DO THIS:
State how many lines include "Mean", giving the number by itself.

THE INPUT:
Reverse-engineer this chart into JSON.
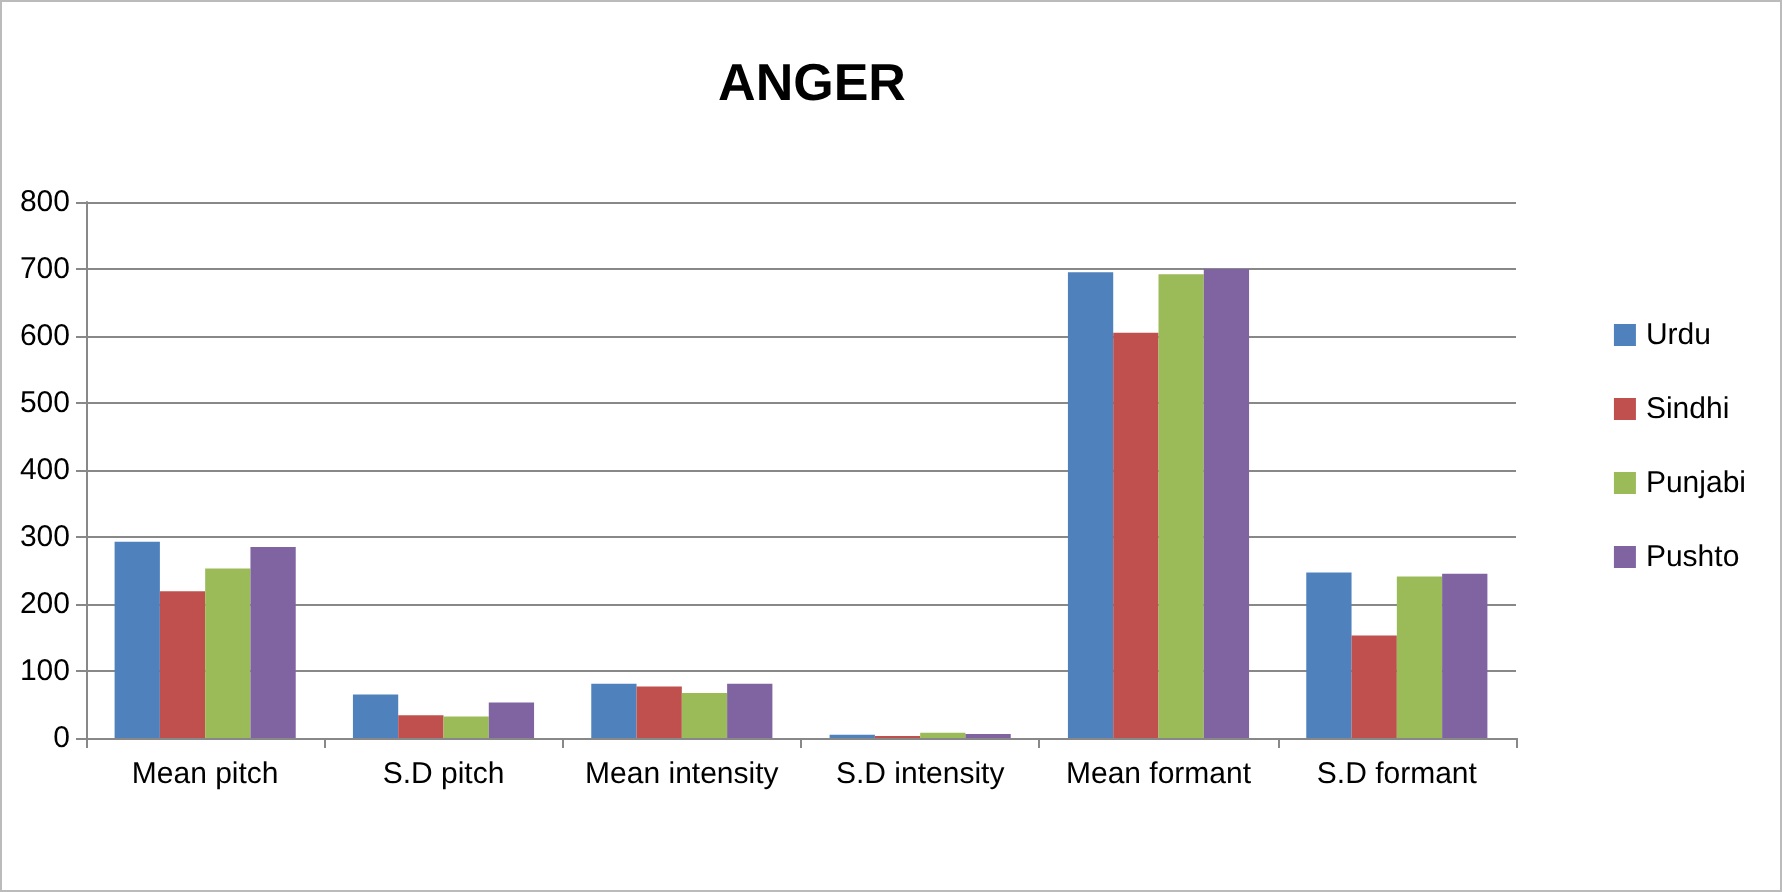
{
  "chart_data": {
    "type": "bar",
    "title": "ANGER",
    "categories": [
      "Mean pitch",
      "S.D pitch",
      "Mean intensity",
      "S.D intensity",
      "Mean formant",
      "S.D formant"
    ],
    "series": [
      {
        "name": "Urdu",
        "color": "#4f81bd",
        "values": [
          293,
          65,
          81,
          5,
          695,
          247
        ]
      },
      {
        "name": "Sindhi",
        "color": "#c0504d",
        "values": [
          219,
          34,
          77,
          3,
          605,
          153
        ]
      },
      {
        "name": "Punjabi",
        "color": "#9bbb59",
        "values": [
          253,
          32,
          67,
          8,
          692,
          241
        ]
      },
      {
        "name": "Pushto",
        "color": "#8064a2",
        "values": [
          285,
          53,
          81,
          6,
          700,
          245
        ]
      }
    ],
    "ylim": [
      0,
      800
    ],
    "yticks": [
      0,
      100,
      200,
      300,
      400,
      500,
      600,
      700,
      800
    ],
    "grid": "y",
    "legend": "right"
  }
}
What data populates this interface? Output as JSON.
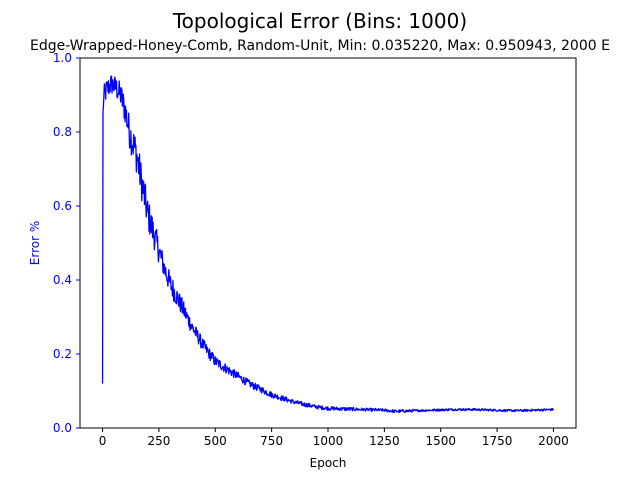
{
  "chart_data": {
    "type": "line",
    "title": "Topological Error (Bins: 1000)",
    "subtitle": "Edge-Wrapped-Honey-Comb, Random-Unit, Min: 0.035220, Max: 0.950943, 2000 E",
    "xlabel": "Epoch",
    "ylabel": "Error %",
    "xlim": [
      -100,
      2100
    ],
    "ylim": [
      0.0,
      1.0
    ],
    "xticks": [
      0,
      250,
      500,
      750,
      1000,
      1250,
      1500,
      1750,
      2000
    ],
    "xtick_labels": [
      "0",
      "250",
      "500",
      "750",
      "1000",
      "1250",
      "1500",
      "1750",
      "2000"
    ],
    "yticks": [
      0.0,
      0.2,
      0.4,
      0.6,
      0.8,
      1.0
    ],
    "ytick_labels": [
      "0.0",
      "0.2",
      "0.4",
      "0.6",
      "0.8",
      "1.0"
    ],
    "grid": false,
    "colors": {
      "line": "#0000ff",
      "y_axis": "#0000ff",
      "x_axis": "#000000"
    },
    "series": [
      {
        "x": [
          0,
          2,
          4,
          8,
          15,
          25,
          40,
          60,
          80,
          100,
          120,
          150,
          175,
          200,
          225,
          250,
          275,
          300,
          325,
          350,
          375,
          400,
          450,
          500,
          550,
          600,
          650,
          700,
          750,
          800,
          850,
          900,
          950,
          1000,
          1050,
          1100,
          1150,
          1200,
          1250,
          1300,
          1350,
          1400,
          1450,
          1500,
          1550,
          1600,
          1650,
          1700,
          1750,
          1800,
          1850,
          1900,
          1950,
          2000
        ],
        "y": [
          0.12,
          0.85,
          0.88,
          0.9,
          0.91,
          0.92,
          0.93,
          0.92,
          0.9,
          0.86,
          0.8,
          0.74,
          0.66,
          0.58,
          0.53,
          0.48,
          0.43,
          0.39,
          0.36,
          0.33,
          0.3,
          0.27,
          0.22,
          0.18,
          0.16,
          0.14,
          0.12,
          0.105,
          0.09,
          0.08,
          0.07,
          0.063,
          0.057,
          0.053,
          0.052,
          0.051,
          0.05,
          0.049,
          0.048,
          0.045,
          0.046,
          0.047,
          0.048,
          0.049,
          0.05,
          0.05,
          0.05,
          0.049,
          0.048,
          0.047,
          0.047,
          0.048,
          0.049,
          0.05
        ],
        "noise": [
          0,
          0.02,
          0.025,
          0.03,
          0.03,
          0.03,
          0.03,
          0.03,
          0.035,
          0.04,
          0.045,
          0.05,
          0.05,
          0.045,
          0.04,
          0.035,
          0.03,
          0.03,
          0.028,
          0.025,
          0.022,
          0.02,
          0.017,
          0.015,
          0.013,
          0.011,
          0.01,
          0.009,
          0.008,
          0.007,
          0.006,
          0.006,
          0.005,
          0.005,
          0.005,
          0.005,
          0.004,
          0.004,
          0.004,
          0.004,
          0.004,
          0.003,
          0.003,
          0.003,
          0.003,
          0.003,
          0.003,
          0.003,
          0.003,
          0.003,
          0.003,
          0.003,
          0.003,
          0.003
        ]
      }
    ]
  }
}
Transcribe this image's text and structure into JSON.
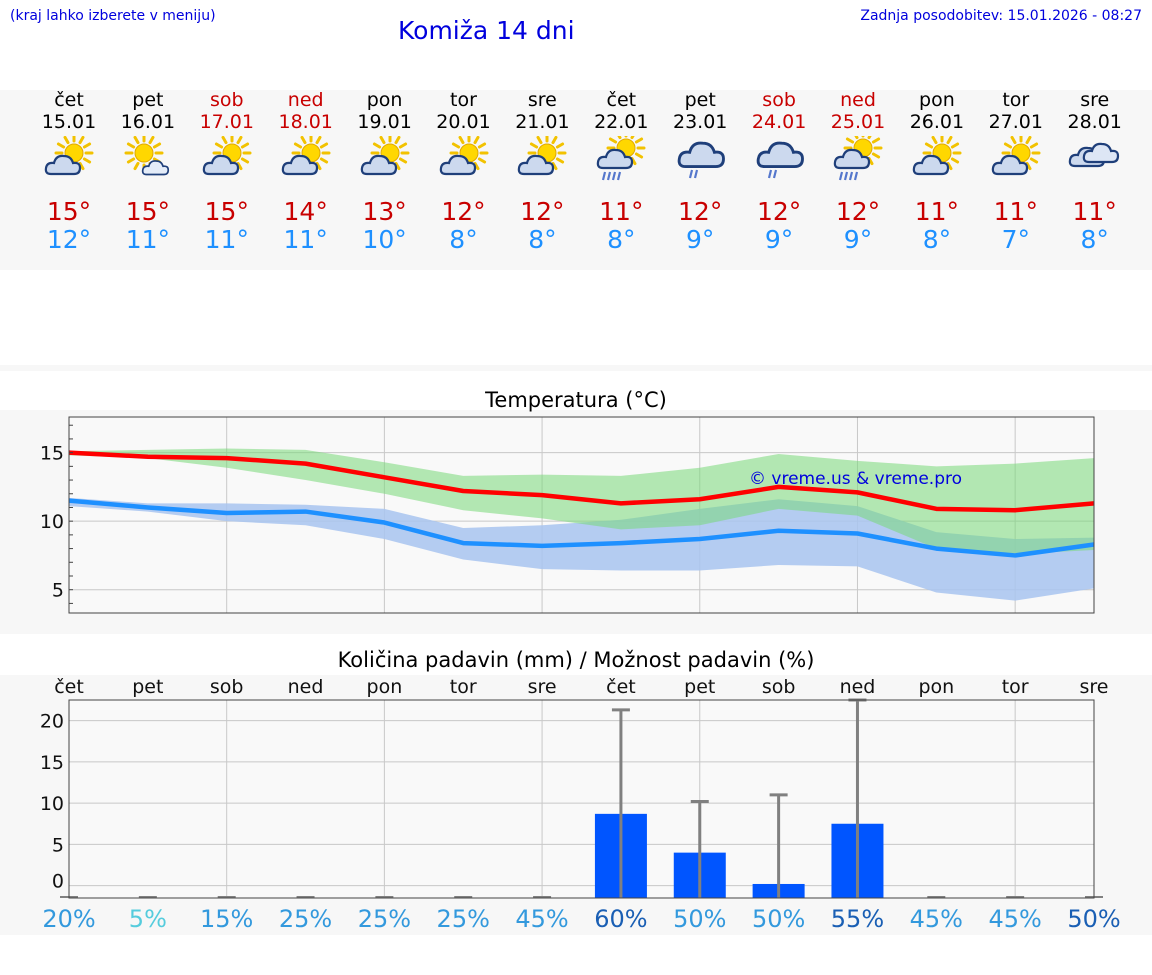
{
  "header": {
    "hint": "(kraj lahko izberete v meniju)",
    "title": "Komiža 14 dni",
    "updated": "Zadnja posodobitev: 15.01.2026 - 08:27"
  },
  "colors": {
    "max": "#c80000",
    "min": "#1e90ff",
    "link": "#0000dd",
    "bar": "#0055ff"
  },
  "days": [
    {
      "name": "čet",
      "date": "15.01",
      "weekend": false,
      "icon": "partly-cloudy-icon",
      "tmax": "15°",
      "tmin": "12°"
    },
    {
      "name": "pet",
      "date": "16.01",
      "weekend": false,
      "icon": "sun-small-cloud-icon",
      "tmax": "15°",
      "tmin": "11°"
    },
    {
      "name": "sob",
      "date": "17.01",
      "weekend": true,
      "icon": "partly-cloudy-icon",
      "tmax": "15°",
      "tmin": "11°"
    },
    {
      "name": "ned",
      "date": "18.01",
      "weekend": true,
      "icon": "partly-cloudy-icon",
      "tmax": "14°",
      "tmin": "11°"
    },
    {
      "name": "pon",
      "date": "19.01",
      "weekend": false,
      "icon": "partly-cloudy-icon",
      "tmax": "13°",
      "tmin": "10°"
    },
    {
      "name": "tor",
      "date": "20.01",
      "weekend": false,
      "icon": "partly-cloudy-icon",
      "tmax": "12°",
      "tmin": "8°"
    },
    {
      "name": "sre",
      "date": "21.01",
      "weekend": false,
      "icon": "partly-cloudy-icon",
      "tmax": "12°",
      "tmin": "8°"
    },
    {
      "name": "čet",
      "date": "22.01",
      "weekend": false,
      "icon": "sun-rain-icon",
      "tmax": "11°",
      "tmin": "8°"
    },
    {
      "name": "pet",
      "date": "23.01",
      "weekend": false,
      "icon": "cloud-rain-icon",
      "tmax": "12°",
      "tmin": "9°"
    },
    {
      "name": "sob",
      "date": "24.01",
      "weekend": true,
      "icon": "cloud-rain-icon",
      "tmax": "12°",
      "tmin": "9°"
    },
    {
      "name": "ned",
      "date": "25.01",
      "weekend": true,
      "icon": "sun-rain-icon",
      "tmax": "12°",
      "tmin": "9°"
    },
    {
      "name": "pon",
      "date": "26.01",
      "weekend": false,
      "icon": "partly-cloudy-icon",
      "tmax": "11°",
      "tmin": "8°"
    },
    {
      "name": "tor",
      "date": "27.01",
      "weekend": false,
      "icon": "partly-cloudy-icon",
      "tmax": "11°",
      "tmin": "7°"
    },
    {
      "name": "sre",
      "date": "28.01",
      "weekend": false,
      "icon": "cloudy-icon",
      "tmax": "11°",
      "tmin": "8°"
    }
  ],
  "chart_data": [
    {
      "type": "line",
      "title": "Temperatura (°C)",
      "watermark": "© vreme.us & vreme.pro",
      "ylim": [
        3.3,
        17.6
      ],
      "yticks": [
        "5",
        "10",
        "15"
      ],
      "series": [
        {
          "name": "max",
          "color": "#ff0000",
          "values": [
            15.0,
            14.7,
            14.6,
            14.2,
            13.2,
            12.2,
            11.9,
            11.3,
            11.6,
            12.5,
            12.1,
            10.9,
            10.8,
            11.3
          ]
        },
        {
          "name": "min",
          "color": "#1e90ff",
          "values": [
            11.5,
            11.0,
            10.6,
            10.7,
            9.9,
            8.4,
            8.2,
            8.4,
            8.7,
            9.3,
            9.1,
            8.0,
            7.5,
            8.3
          ]
        },
        {
          "name": "max_band",
          "color": "#a8e6a0",
          "low": [
            14.8,
            14.6,
            13.9,
            13.0,
            12.0,
            10.8,
            10.2,
            9.4,
            9.7,
            10.9,
            10.4,
            8.0,
            7.6,
            7.9
          ],
          "high": [
            15.1,
            15.2,
            15.3,
            15.2,
            14.3,
            13.3,
            13.4,
            13.3,
            13.9,
            14.9,
            14.4,
            14.0,
            14.2,
            14.6
          ]
        },
        {
          "name": "min_band",
          "color": "#a8c4f0",
          "low": [
            11.1,
            10.7,
            10.0,
            9.7,
            8.7,
            7.2,
            6.5,
            6.4,
            6.4,
            6.8,
            6.7,
            4.8,
            4.2,
            5.1
          ],
          "high": [
            11.7,
            11.3,
            11.3,
            11.2,
            10.9,
            9.5,
            9.7,
            10.1,
            10.9,
            11.6,
            11.1,
            9.2,
            8.7,
            8.8
          ]
        }
      ]
    },
    {
      "type": "bar",
      "title": "Količina padavin (mm) / Možnost padavin (%)",
      "categories": [
        "čet",
        "pet",
        "sob",
        "ned",
        "pon",
        "tor",
        "sre",
        "čet",
        "pet",
        "sob",
        "ned",
        "pon",
        "tor",
        "sre"
      ],
      "ylim": [
        -1.5,
        22.5
      ],
      "yticks": [
        "0",
        "5",
        "10",
        "15",
        "20"
      ],
      "values": [
        0,
        0,
        0,
        0,
        0,
        0,
        0,
        8.7,
        4.0,
        0.2,
        7.5,
        0,
        0,
        0
      ],
      "error_high": [
        0,
        0,
        0,
        0,
        0,
        0,
        0,
        21.3,
        10.2,
        11.0,
        22.5,
        0,
        0,
        0
      ],
      "probability": [
        "20%",
        "5%",
        "15%",
        "25%",
        "25%",
        "25%",
        "45%",
        "60%",
        "50%",
        "50%",
        "55%",
        "45%",
        "45%",
        "50%"
      ],
      "probability_colors": [
        "#3399dd",
        "#55ccdd",
        "#3399dd",
        "#3399dd",
        "#3399dd",
        "#3399dd",
        "#3399dd",
        "#1a5fb4",
        "#3399dd",
        "#3399dd",
        "#1a5fb4",
        "#3399dd",
        "#3399dd",
        "#1a5fb4"
      ]
    }
  ]
}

WRITTEN RESPONSE:
3